[Element box records]
**********

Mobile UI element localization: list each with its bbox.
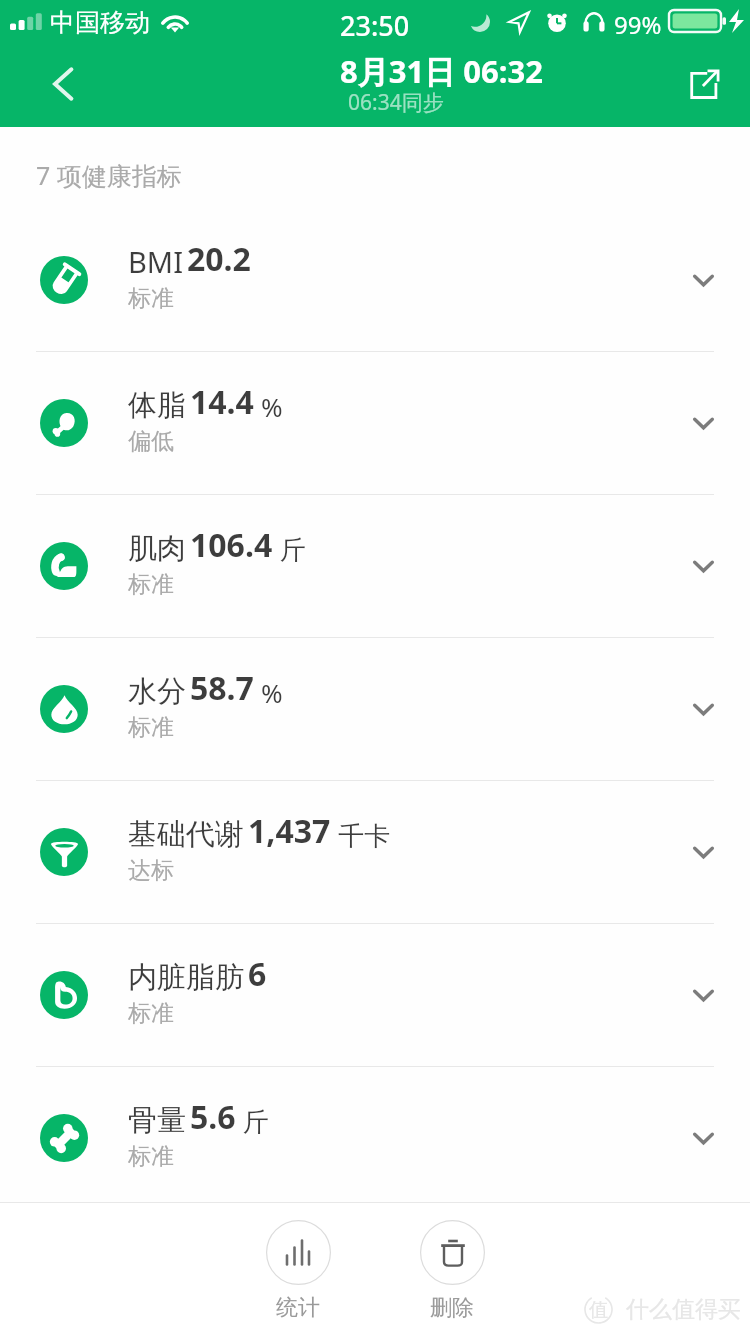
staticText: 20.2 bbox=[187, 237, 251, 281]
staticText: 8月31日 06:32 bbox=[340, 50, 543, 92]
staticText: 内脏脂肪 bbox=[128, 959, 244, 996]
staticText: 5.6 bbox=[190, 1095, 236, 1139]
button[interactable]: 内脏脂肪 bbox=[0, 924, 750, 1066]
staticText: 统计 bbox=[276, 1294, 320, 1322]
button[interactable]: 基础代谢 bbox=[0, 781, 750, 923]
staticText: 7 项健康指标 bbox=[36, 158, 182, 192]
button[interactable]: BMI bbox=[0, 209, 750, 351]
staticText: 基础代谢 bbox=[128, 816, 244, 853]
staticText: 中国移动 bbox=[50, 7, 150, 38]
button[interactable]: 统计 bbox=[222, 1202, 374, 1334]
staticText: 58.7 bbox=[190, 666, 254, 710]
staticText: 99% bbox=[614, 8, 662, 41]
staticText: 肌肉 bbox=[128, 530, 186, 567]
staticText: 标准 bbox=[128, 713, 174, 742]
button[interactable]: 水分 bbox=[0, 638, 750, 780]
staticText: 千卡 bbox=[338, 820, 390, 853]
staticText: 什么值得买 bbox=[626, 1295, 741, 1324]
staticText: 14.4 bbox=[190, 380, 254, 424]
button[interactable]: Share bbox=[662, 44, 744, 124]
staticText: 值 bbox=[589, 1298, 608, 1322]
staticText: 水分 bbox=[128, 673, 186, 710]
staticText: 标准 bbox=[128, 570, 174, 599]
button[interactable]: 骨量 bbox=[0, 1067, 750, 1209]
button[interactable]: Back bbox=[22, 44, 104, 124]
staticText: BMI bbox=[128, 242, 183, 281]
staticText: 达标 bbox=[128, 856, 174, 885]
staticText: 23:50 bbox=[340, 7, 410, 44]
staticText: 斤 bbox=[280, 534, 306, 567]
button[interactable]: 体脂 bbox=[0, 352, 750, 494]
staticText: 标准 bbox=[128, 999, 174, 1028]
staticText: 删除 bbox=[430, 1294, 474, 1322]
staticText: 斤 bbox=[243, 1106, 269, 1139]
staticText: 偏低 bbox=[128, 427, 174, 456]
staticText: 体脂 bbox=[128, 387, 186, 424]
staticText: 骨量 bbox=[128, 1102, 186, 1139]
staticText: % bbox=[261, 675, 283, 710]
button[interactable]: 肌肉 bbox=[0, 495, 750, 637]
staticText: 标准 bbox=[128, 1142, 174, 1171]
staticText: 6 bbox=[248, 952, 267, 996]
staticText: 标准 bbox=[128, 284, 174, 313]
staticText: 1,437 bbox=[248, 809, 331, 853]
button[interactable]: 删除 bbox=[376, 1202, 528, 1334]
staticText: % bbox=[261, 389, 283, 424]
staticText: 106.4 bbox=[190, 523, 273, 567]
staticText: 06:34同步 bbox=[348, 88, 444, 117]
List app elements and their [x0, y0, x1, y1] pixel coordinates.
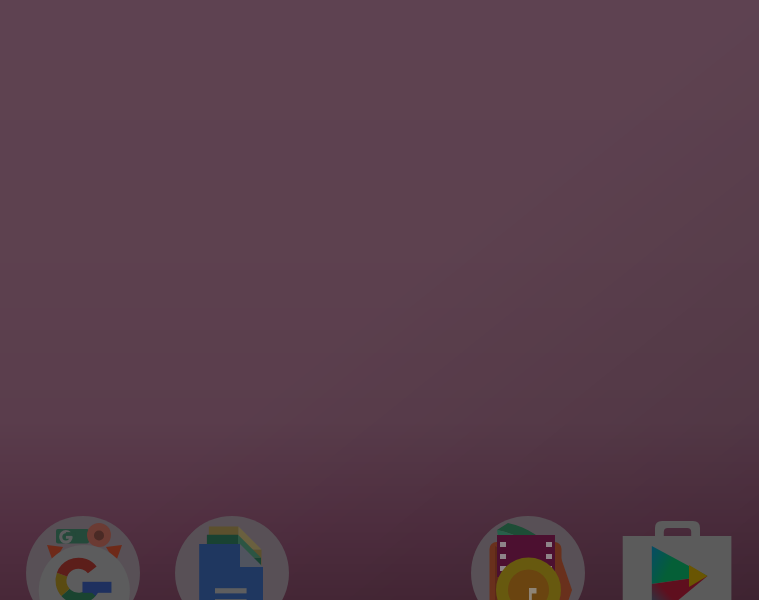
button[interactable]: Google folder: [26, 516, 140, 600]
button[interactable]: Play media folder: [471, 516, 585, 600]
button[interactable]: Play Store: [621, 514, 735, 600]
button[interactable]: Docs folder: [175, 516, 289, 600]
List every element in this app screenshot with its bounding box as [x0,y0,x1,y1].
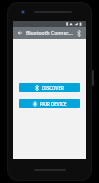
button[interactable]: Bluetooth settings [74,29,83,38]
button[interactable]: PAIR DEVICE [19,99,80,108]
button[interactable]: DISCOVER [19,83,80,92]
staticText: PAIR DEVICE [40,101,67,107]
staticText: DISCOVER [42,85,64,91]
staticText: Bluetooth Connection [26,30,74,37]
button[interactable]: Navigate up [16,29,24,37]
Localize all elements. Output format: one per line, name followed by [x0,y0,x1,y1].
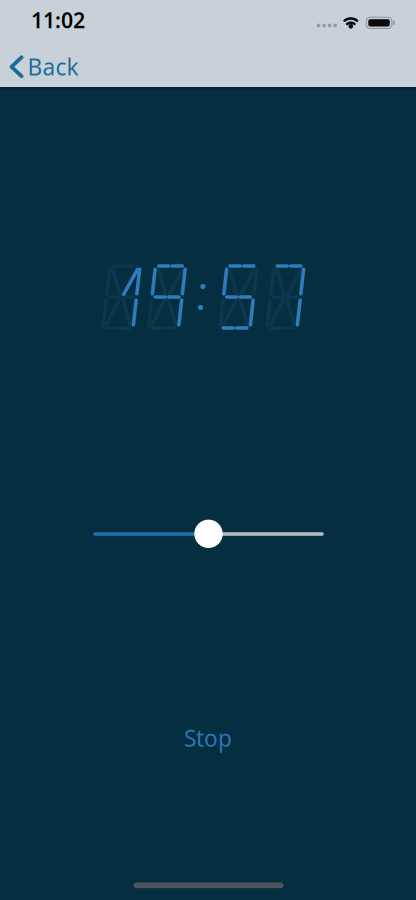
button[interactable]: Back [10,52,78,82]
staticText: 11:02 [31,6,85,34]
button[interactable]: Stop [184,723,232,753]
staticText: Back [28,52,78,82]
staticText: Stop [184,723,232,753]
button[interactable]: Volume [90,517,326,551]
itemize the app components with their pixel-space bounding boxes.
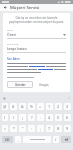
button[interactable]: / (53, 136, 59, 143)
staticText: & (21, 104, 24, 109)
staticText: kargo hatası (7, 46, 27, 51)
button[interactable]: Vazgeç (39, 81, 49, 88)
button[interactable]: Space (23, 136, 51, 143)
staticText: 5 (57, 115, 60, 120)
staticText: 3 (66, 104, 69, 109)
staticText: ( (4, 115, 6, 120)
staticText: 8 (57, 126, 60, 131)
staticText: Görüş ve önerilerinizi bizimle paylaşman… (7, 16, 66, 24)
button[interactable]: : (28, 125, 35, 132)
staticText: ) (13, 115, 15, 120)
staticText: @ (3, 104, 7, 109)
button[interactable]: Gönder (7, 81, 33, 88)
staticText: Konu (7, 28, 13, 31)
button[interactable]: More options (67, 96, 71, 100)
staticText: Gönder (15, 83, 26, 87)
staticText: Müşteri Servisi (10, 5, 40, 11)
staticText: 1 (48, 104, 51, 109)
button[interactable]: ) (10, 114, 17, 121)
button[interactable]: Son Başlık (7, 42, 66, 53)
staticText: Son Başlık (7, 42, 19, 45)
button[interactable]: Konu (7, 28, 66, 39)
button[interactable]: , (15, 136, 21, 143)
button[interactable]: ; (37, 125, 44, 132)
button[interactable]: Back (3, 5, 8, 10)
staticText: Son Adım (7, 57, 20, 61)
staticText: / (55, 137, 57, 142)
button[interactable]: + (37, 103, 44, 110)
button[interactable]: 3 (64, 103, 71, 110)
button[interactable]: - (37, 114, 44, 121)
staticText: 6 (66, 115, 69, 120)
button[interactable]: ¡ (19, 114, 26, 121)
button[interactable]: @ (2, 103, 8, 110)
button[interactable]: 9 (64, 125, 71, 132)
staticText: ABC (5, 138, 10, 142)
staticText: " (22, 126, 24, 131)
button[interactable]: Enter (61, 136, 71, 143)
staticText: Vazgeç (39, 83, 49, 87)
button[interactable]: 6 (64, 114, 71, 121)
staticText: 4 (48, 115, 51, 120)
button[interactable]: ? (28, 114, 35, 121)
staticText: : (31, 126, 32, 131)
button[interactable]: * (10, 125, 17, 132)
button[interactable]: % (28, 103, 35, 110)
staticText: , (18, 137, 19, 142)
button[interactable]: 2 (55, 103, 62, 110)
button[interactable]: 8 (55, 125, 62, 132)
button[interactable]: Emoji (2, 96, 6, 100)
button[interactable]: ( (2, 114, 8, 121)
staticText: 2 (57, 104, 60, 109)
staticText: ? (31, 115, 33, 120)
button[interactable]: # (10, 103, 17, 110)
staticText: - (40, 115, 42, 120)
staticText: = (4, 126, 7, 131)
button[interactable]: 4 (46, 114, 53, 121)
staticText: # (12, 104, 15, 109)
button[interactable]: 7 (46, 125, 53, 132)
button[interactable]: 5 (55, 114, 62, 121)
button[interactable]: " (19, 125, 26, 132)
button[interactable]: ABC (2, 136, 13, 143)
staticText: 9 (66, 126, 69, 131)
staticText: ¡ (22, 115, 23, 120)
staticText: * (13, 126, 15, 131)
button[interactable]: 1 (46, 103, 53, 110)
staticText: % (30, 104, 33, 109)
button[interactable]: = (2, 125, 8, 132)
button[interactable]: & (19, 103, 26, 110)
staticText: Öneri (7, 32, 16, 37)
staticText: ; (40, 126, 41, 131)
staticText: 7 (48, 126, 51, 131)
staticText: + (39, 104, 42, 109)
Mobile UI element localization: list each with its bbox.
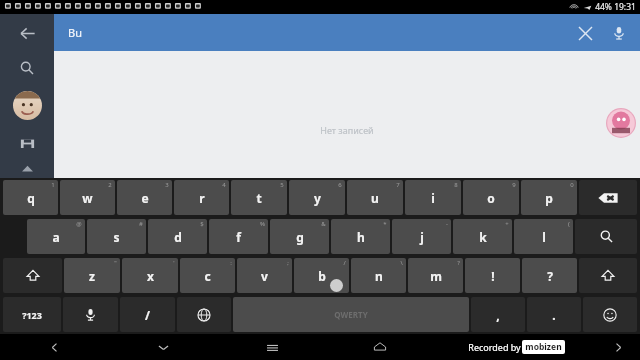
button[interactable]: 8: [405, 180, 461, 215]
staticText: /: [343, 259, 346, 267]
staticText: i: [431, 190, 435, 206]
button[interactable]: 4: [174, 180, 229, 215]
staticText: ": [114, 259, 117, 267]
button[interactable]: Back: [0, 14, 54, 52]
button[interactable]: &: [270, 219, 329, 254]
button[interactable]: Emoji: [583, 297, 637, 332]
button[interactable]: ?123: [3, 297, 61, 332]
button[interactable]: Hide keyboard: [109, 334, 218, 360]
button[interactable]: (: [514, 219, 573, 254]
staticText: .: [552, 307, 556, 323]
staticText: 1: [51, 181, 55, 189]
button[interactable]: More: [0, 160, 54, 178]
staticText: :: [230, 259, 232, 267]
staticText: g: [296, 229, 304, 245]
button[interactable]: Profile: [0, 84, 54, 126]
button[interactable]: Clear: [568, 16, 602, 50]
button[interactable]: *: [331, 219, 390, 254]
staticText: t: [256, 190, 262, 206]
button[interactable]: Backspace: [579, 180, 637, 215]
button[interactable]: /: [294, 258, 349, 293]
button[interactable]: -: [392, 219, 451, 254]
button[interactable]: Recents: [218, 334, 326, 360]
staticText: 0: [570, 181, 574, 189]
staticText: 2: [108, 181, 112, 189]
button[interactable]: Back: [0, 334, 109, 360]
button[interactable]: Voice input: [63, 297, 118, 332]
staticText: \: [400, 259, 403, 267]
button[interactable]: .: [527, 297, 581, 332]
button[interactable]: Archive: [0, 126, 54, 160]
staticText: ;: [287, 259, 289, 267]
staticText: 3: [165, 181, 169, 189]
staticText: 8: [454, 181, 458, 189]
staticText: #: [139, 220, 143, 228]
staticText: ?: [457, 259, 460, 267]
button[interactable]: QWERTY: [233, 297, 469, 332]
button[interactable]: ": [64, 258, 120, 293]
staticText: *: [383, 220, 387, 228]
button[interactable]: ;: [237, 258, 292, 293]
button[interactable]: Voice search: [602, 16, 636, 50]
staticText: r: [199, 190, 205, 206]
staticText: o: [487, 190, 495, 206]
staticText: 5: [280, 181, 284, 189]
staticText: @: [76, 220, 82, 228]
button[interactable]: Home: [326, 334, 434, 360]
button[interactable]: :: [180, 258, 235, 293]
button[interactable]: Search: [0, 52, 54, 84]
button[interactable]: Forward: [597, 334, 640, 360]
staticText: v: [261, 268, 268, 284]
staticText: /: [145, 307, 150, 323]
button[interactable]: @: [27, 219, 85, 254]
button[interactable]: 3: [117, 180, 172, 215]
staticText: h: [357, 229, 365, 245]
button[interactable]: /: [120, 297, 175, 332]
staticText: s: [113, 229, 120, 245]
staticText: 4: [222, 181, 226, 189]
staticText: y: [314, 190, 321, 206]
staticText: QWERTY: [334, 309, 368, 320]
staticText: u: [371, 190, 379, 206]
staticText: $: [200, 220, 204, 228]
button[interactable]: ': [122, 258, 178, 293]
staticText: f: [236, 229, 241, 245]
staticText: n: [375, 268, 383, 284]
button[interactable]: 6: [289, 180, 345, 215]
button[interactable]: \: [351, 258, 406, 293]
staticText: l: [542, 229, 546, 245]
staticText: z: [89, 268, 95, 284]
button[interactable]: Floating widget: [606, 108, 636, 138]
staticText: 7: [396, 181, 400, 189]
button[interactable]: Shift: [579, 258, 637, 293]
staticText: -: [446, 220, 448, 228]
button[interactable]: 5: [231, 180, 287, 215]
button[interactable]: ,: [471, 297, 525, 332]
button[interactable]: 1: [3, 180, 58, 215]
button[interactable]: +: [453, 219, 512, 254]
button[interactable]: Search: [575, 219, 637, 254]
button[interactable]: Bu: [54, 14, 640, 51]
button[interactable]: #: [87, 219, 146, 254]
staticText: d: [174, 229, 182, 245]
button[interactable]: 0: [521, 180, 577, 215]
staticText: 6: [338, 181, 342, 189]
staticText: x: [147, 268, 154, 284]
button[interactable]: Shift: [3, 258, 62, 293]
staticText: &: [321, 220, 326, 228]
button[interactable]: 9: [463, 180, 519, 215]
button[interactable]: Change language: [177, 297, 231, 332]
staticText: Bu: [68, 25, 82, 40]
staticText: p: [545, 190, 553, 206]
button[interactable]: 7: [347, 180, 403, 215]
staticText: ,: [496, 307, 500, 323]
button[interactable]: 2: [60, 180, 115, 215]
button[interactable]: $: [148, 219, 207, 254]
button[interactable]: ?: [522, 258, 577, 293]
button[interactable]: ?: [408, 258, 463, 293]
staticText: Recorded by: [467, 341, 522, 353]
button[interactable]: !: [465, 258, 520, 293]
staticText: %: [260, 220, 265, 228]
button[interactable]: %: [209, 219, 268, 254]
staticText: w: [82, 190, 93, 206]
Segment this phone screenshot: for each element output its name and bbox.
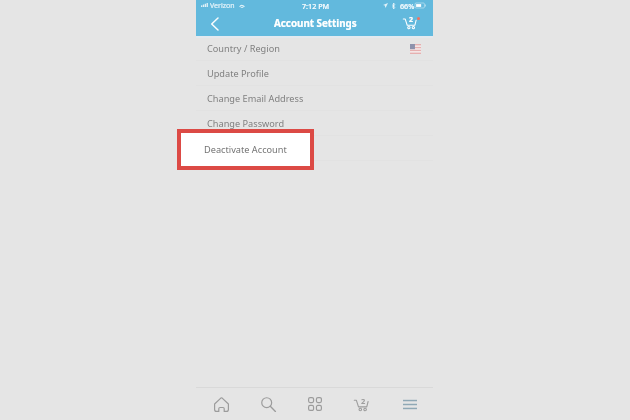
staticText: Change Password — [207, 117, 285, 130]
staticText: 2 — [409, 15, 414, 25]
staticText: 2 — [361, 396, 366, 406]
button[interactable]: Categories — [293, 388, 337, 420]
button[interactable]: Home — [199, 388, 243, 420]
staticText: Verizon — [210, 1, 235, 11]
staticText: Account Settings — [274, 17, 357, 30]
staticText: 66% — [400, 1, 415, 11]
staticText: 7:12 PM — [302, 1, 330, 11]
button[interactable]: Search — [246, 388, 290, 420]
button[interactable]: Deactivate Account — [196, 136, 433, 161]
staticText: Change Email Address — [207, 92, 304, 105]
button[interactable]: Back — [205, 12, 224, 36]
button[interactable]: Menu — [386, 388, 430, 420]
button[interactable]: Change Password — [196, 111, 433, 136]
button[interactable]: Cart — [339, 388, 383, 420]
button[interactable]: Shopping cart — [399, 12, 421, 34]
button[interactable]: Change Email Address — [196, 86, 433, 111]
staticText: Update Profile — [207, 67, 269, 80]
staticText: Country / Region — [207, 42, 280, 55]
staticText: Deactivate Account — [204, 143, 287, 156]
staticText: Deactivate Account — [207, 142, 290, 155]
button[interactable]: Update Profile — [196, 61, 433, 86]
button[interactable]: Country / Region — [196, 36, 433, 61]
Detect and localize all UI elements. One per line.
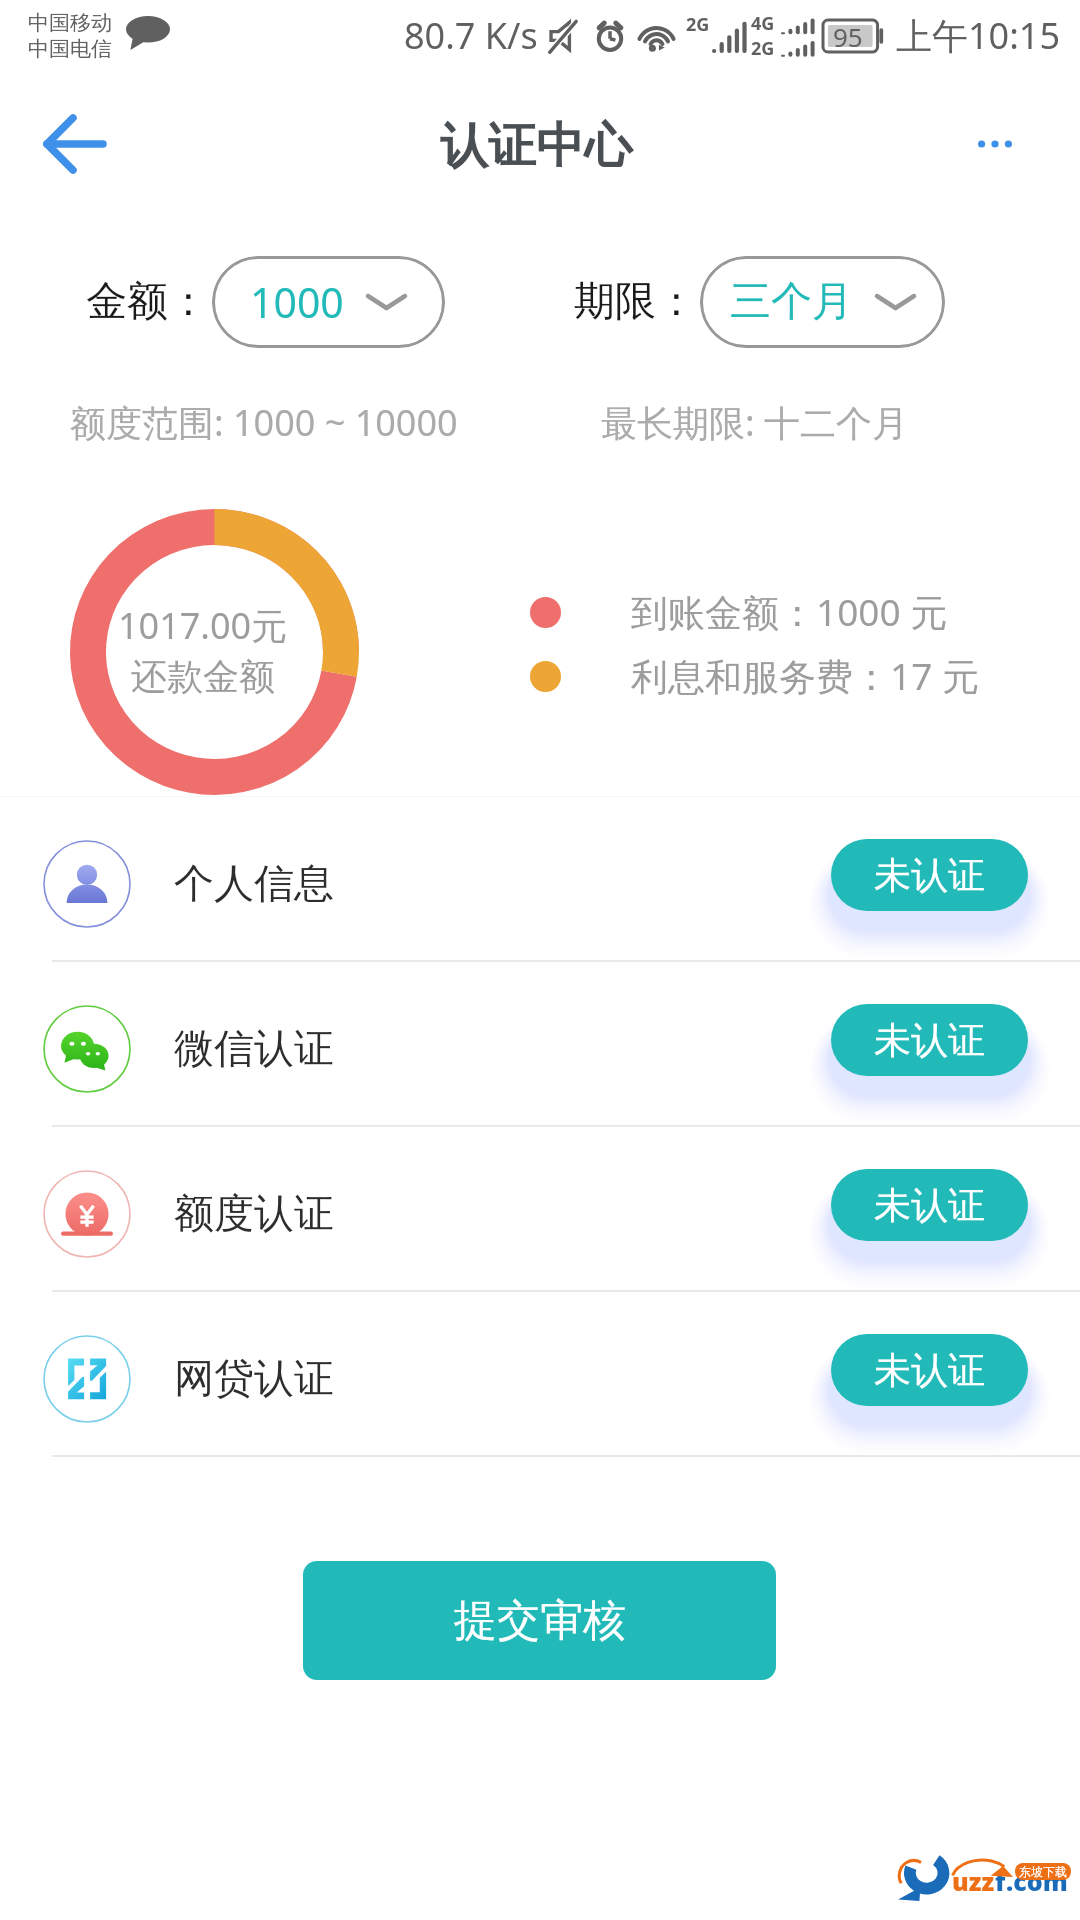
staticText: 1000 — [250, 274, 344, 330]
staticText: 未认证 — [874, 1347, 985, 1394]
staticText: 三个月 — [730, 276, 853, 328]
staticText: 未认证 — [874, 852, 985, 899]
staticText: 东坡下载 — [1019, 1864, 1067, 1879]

**********

■ Exercise brief:
Reproduce the records verbatim, beginning at the line containing "staticText: 1000 — [250, 274, 344, 330]" and continuing through the last line of the records.

■ Solution to this task:
staticText: 1000 — [250, 274, 344, 330]
staticText: 未认证 — [874, 1347, 985, 1394]
staticText: 三个月 — [730, 276, 853, 328]
staticText: 未认证 — [874, 852, 985, 899]
staticText: 东坡下载 — [1019, 1864, 1067, 1879]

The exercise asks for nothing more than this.